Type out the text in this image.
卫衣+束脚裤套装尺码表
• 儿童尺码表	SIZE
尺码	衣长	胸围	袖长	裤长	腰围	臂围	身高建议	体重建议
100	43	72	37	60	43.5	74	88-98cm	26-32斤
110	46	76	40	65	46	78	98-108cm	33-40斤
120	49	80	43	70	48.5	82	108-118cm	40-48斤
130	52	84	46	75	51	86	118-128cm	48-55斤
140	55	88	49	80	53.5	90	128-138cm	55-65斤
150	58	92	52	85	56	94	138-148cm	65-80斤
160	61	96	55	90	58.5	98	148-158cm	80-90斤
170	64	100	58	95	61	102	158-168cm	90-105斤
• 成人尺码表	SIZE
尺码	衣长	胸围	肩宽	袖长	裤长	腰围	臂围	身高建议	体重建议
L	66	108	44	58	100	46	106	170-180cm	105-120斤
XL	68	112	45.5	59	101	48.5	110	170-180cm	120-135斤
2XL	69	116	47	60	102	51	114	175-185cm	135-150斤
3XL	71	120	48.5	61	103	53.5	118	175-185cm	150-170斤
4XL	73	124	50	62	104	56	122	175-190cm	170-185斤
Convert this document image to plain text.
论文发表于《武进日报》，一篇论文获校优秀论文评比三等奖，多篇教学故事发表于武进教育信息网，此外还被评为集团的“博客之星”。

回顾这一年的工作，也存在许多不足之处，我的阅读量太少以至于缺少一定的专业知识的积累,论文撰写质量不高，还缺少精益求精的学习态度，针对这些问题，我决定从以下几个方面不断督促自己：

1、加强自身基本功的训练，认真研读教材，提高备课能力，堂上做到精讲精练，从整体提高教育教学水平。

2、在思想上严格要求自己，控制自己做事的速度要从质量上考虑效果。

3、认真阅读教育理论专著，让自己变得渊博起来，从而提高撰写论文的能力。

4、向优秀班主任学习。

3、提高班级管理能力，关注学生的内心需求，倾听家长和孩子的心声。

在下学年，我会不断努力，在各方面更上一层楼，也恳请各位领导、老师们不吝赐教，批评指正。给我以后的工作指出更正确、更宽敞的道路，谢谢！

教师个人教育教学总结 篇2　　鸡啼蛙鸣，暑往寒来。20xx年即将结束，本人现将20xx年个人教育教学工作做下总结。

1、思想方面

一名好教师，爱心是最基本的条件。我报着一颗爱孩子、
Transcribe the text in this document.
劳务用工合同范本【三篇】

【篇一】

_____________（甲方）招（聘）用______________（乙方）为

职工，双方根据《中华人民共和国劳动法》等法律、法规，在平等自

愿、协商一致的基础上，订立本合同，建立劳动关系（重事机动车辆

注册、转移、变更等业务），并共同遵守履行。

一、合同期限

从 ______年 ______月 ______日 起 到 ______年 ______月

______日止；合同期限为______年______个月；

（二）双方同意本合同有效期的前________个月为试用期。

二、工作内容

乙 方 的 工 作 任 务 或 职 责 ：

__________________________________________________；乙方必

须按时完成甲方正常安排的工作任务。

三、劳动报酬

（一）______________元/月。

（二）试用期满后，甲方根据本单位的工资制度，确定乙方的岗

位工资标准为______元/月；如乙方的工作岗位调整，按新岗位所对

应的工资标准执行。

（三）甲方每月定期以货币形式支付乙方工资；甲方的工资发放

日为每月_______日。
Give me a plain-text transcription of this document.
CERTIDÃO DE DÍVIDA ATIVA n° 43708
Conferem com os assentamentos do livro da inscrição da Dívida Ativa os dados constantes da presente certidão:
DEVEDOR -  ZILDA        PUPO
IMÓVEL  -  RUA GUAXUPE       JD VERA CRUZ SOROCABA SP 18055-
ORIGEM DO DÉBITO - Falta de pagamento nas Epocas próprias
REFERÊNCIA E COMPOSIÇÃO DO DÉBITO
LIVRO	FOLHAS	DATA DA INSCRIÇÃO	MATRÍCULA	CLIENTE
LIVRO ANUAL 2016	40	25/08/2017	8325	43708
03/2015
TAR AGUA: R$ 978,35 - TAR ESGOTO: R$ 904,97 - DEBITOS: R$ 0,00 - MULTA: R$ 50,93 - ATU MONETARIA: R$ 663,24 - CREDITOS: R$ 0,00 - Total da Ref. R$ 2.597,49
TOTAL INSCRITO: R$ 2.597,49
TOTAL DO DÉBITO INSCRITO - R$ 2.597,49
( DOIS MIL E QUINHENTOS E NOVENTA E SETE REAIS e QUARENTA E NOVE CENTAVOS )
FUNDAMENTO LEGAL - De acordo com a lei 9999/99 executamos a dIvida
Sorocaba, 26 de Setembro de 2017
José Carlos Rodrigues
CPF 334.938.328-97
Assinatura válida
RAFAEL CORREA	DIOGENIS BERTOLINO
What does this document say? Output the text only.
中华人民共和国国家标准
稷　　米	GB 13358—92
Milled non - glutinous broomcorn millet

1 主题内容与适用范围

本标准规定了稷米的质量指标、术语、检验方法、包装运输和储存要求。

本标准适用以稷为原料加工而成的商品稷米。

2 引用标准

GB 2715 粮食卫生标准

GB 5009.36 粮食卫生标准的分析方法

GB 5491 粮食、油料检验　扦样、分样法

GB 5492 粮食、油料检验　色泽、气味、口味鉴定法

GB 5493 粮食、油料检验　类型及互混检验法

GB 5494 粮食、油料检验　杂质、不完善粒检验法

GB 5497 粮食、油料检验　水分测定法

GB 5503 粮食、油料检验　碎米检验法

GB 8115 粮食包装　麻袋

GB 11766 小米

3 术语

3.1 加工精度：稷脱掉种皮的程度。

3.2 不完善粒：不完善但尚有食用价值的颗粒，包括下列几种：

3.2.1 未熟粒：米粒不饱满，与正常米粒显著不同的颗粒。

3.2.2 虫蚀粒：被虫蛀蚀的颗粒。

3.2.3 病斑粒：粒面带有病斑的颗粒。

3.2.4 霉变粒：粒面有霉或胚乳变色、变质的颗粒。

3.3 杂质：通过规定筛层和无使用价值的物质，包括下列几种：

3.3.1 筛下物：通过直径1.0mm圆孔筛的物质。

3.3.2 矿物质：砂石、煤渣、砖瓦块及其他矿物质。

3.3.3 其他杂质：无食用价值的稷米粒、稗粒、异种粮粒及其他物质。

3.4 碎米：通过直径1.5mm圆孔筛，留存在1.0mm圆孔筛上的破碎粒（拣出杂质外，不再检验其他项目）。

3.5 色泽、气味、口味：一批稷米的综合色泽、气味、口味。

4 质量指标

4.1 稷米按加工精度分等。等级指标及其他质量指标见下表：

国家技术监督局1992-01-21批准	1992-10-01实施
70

#####

Requirements » List every line above that holds the word "this".

Answer to the exercise »
Type out the text in this image.
Convert this document image to plain text.
Transcribe the text in this document.
Give me a plain-text transcription of this document.
What does this document say? Output the text only.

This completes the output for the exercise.